=== What the exercise asks ===
The entries below should be quoted exactly, with no pictures carried over.

=== Provided information ===
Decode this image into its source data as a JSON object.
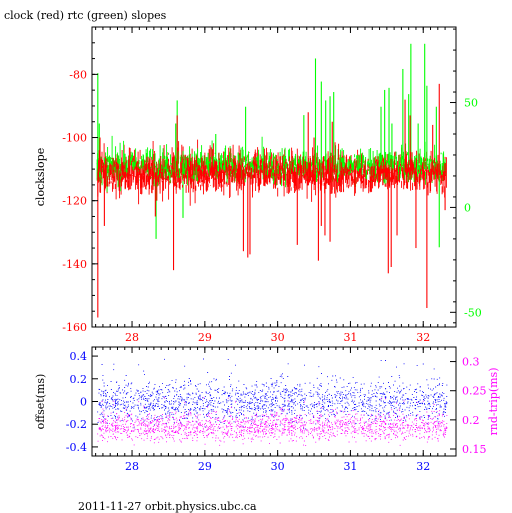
{
  "page": {
    "title": "clock (red) rtc (green) slopes",
    "footer": "2011-11-27 orbit.physics.ubc.ca"
  },
  "colors": {
    "clock": "#ff0000",
    "rtc": "#00ff00",
    "offset": "#0000ff",
    "rndtrip": "#ff00ff",
    "axis": "#000000"
  },
  "chart_data": [
    {
      "type": "line",
      "panel": "top",
      "title": "clock (red) rtc (green) slopes",
      "xlabel": "",
      "ylabel": "clockslope",
      "xlim": [
        27.45,
        32.45
      ],
      "ylim": [
        -160,
        -65
      ],
      "xticks": [
        28,
        29,
        30,
        31,
        32
      ],
      "yticks_left": [
        -160,
        -140,
        -120,
        -100,
        -80
      ],
      "y2label": "",
      "y2lim": [
        -57,
        86
      ],
      "yticks_right": [
        -50,
        0,
        50
      ],
      "grid": false,
      "series": [
        {
          "name": "clock (red)",
          "axis": "left",
          "color": "#ff0000",
          "baseline": -111,
          "noise": 2.5,
          "x_range": [
            27.52,
            32.32
          ],
          "spikes": [
            {
              "x": 27.53,
              "y": -157
            },
            {
              "x": 27.56,
              "y": -100
            },
            {
              "x": 27.62,
              "y": -128
            },
            {
              "x": 28.32,
              "y": -125
            },
            {
              "x": 28.34,
              "y": -120
            },
            {
              "x": 28.57,
              "y": -142
            },
            {
              "x": 28.62,
              "y": -93
            },
            {
              "x": 29.53,
              "y": -136
            },
            {
              "x": 29.59,
              "y": -138
            },
            {
              "x": 29.62,
              "y": -137
            },
            {
              "x": 30.27,
              "y": -134
            },
            {
              "x": 30.42,
              "y": -92
            },
            {
              "x": 30.5,
              "y": -100
            },
            {
              "x": 30.56,
              "y": -139
            },
            {
              "x": 30.6,
              "y": -128
            },
            {
              "x": 30.65,
              "y": -131
            },
            {
              "x": 30.72,
              "y": -133
            },
            {
              "x": 30.75,
              "y": -95
            },
            {
              "x": 31.52,
              "y": -143
            },
            {
              "x": 31.56,
              "y": -141
            },
            {
              "x": 31.64,
              "y": -131
            },
            {
              "x": 31.75,
              "y": -88
            },
            {
              "x": 31.82,
              "y": -93
            },
            {
              "x": 31.9,
              "y": -135
            },
            {
              "x": 32.05,
              "y": -154
            },
            {
              "x": 32.13,
              "y": -96
            },
            {
              "x": 32.22,
              "y": -83
            },
            {
              "x": 32.3,
              "y": -123
            }
          ]
        },
        {
          "name": "rtc (green)",
          "axis": "right",
          "color": "#00ff00",
          "baseline": 20,
          "noise": 3,
          "x_range": [
            27.52,
            32.32
          ],
          "spikes": [
            {
              "x": 27.53,
              "y": 64
            },
            {
              "x": 27.55,
              "y": 40
            },
            {
              "x": 28.33,
              "y": -15
            },
            {
              "x": 28.6,
              "y": 40
            },
            {
              "x": 28.62,
              "y": 51
            },
            {
              "x": 28.7,
              "y": -5
            },
            {
              "x": 29.15,
              "y": 35
            },
            {
              "x": 29.56,
              "y": 48
            },
            {
              "x": 30.36,
              "y": 44
            },
            {
              "x": 30.52,
              "y": 71
            },
            {
              "x": 30.6,
              "y": 60
            },
            {
              "x": 30.66,
              "y": 51
            },
            {
              "x": 30.72,
              "y": 53
            },
            {
              "x": 30.77,
              "y": 55
            },
            {
              "x": 31.42,
              "y": 48
            },
            {
              "x": 31.47,
              "y": 56
            },
            {
              "x": 31.53,
              "y": 57
            },
            {
              "x": 31.57,
              "y": 40
            },
            {
              "x": 31.72,
              "y": 66
            },
            {
              "x": 31.8,
              "y": 54
            },
            {
              "x": 31.83,
              "y": 78
            },
            {
              "x": 31.93,
              "y": 40
            },
            {
              "x": 32.02,
              "y": 78
            },
            {
              "x": 32.05,
              "y": 58
            },
            {
              "x": 32.18,
              "y": 48
            },
            {
              "x": 32.22,
              "y": -19
            }
          ]
        }
      ]
    },
    {
      "type": "scatter",
      "panel": "bottom",
      "xlabel": "",
      "ylabel": "offset(ms)",
      "xlim": [
        27.45,
        32.45
      ],
      "ylim": [
        -0.48,
        0.48
      ],
      "xticks": [
        28,
        29,
        30,
        31,
        32
      ],
      "yticks_left": [
        -0.4,
        -0.2,
        0,
        0.2,
        0.4
      ],
      "y2label": "rnd-trip(ms)",
      "y2lim": [
        0.138,
        0.325
      ],
      "yticks_right": [
        0.15,
        0.2,
        0.25,
        0.3
      ],
      "grid": false,
      "series": [
        {
          "name": "offset(ms)",
          "axis": "left",
          "color": "#0000ff",
          "baseline": 0.0,
          "noise": 0.09,
          "x_range": [
            27.52,
            32.32
          ]
        },
        {
          "name": "rnd-trip(ms)",
          "axis": "right",
          "color": "#ff00ff",
          "baseline": 0.188,
          "noise": 0.012,
          "x_range": [
            27.52,
            32.32
          ]
        }
      ]
    }
  ]
}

=== Answer ===
Decode this image into its source data as a JSON object.
{
  "page": {
    "title": "clock (red) rtc (green) slopes",
    "footer": "2011-11-27 orbit.physics.ubc.ca"
  },
  "colors": {
    "clock": "#ff0000",
    "rtc": "#00ff00",
    "offset": "#0000ff",
    "rndtrip": "#ff00ff",
    "axis": "#000000"
  },
  "chart_data": [
    {
      "type": "line",
      "panel": "top",
      "title": "clock (red) rtc (green) slopes",
      "xlabel": "",
      "ylabel": "clockslope",
      "xlim": [
        27.45,
        32.45
      ],
      "ylim": [
        -160,
        -65
      ],
      "xticks": [
        28,
        29,
        30,
        31,
        32
      ],
      "yticks_left": [
        -160,
        -140,
        -120,
        -100,
        -80
      ],
      "y2label": "",
      "y2lim": [
        -57,
        86
      ],
      "yticks_right": [
        -50,
        0,
        50
      ],
      "grid": false,
      "series": [
        {
          "name": "clock (red)",
          "axis": "left",
          "color": "#ff0000",
          "baseline": -111,
          "noise": 2.5,
          "x_range": [
            27.52,
            32.32
          ],
          "spikes": [
            {
              "x": 27.53,
              "y": -157
            },
            {
              "x": 27.56,
              "y": -100
            },
            {
              "x": 27.62,
              "y": -128
            },
            {
              "x": 28.32,
              "y": -125
            },
            {
              "x": 28.34,
              "y": -120
            },
            {
              "x": 28.57,
              "y": -142
            },
            {
              "x": 28.62,
              "y": -93
            },
            {
              "x": 29.53,
              "y": -136
            },
            {
              "x": 29.59,
              "y": -138
            },
            {
              "x": 29.62,
              "y": -137
            },
            {
              "x": 30.27,
              "y": -134
            },
            {
              "x": 30.42,
              "y": -92
            },
            {
              "x": 30.5,
              "y": -100
            },
            {
              "x": 30.56,
              "y": -139
            },
            {
              "x": 30.6,
              "y": -128
            },
            {
              "x": 30.65,
              "y": -131
            },
            {
              "x": 30.72,
              "y": -133
            },
            {
              "x": 30.75,
              "y": -95
            },
            {
              "x": 31.52,
              "y": -143
            },
            {
              "x": 31.56,
              "y": -141
            },
            {
              "x": 31.64,
              "y": -131
            },
            {
              "x": 31.75,
              "y": -88
            },
            {
              "x": 31.82,
              "y": -93
            },
            {
              "x": 31.9,
              "y": -135
            },
            {
              "x": 32.05,
              "y": -154
            },
            {
              "x": 32.13,
              "y": -96
            },
            {
              "x": 32.22,
              "y": -83
            },
            {
              "x": 32.3,
              "y": -123
            }
          ]
        },
        {
          "name": "rtc (green)",
          "axis": "right",
          "color": "#00ff00",
          "baseline": 20,
          "noise": 3,
          "x_range": [
            27.52,
            32.32
          ],
          "spikes": [
            {
              "x": 27.53,
              "y": 64
            },
            {
              "x": 27.55,
              "y": 40
            },
            {
              "x": 28.33,
              "y": -15
            },
            {
              "x": 28.6,
              "y": 40
            },
            {
              "x": 28.62,
              "y": 51
            },
            {
              "x": 28.7,
              "y": -5
            },
            {
              "x": 29.15,
              "y": 35
            },
            {
              "x": 29.56,
              "y": 48
            },
            {
              "x": 30.36,
              "y": 44
            },
            {
              "x": 30.52,
              "y": 71
            },
            {
              "x": 30.6,
              "y": 60
            },
            {
              "x": 30.66,
              "y": 51
            },
            {
              "x": 30.72,
              "y": 53
            },
            {
              "x": 30.77,
              "y": 55
            },
            {
              "x": 31.42,
              "y": 48
            },
            {
              "x": 31.47,
              "y": 56
            },
            {
              "x": 31.53,
              "y": 57
            },
            {
              "x": 31.57,
              "y": 40
            },
            {
              "x": 31.72,
              "y": 66
            },
            {
              "x": 31.8,
              "y": 54
            },
            {
              "x": 31.83,
              "y": 78
            },
            {
              "x": 31.93,
              "y": 40
            },
            {
              "x": 32.02,
              "y": 78
            },
            {
              "x": 32.05,
              "y": 58
            },
            {
              "x": 32.18,
              "y": 48
            },
            {
              "x": 32.22,
              "y": -19
            }
          ]
        }
      ]
    },
    {
      "type": "scatter",
      "panel": "bottom",
      "xlabel": "",
      "ylabel": "offset(ms)",
      "xlim": [
        27.45,
        32.45
      ],
      "ylim": [
        -0.48,
        0.48
      ],
      "xticks": [
        28,
        29,
        30,
        31,
        32
      ],
      "yticks_left": [
        -0.4,
        -0.2,
        0,
        0.2,
        0.4
      ],
      "y2label": "rnd-trip(ms)",
      "y2lim": [
        0.138,
        0.325
      ],
      "yticks_right": [
        0.15,
        0.2,
        0.25,
        0.3
      ],
      "grid": false,
      "series": [
        {
          "name": "offset(ms)",
          "axis": "left",
          "color": "#0000ff",
          "baseline": 0.0,
          "noise": 0.09,
          "x_range": [
            27.52,
            32.32
          ]
        },
        {
          "name": "rnd-trip(ms)",
          "axis": "right",
          "color": "#ff00ff",
          "baseline": 0.188,
          "noise": 0.012,
          "x_range": [
            27.52,
            32.32
          ]
        }
      ]
    }
  ]
}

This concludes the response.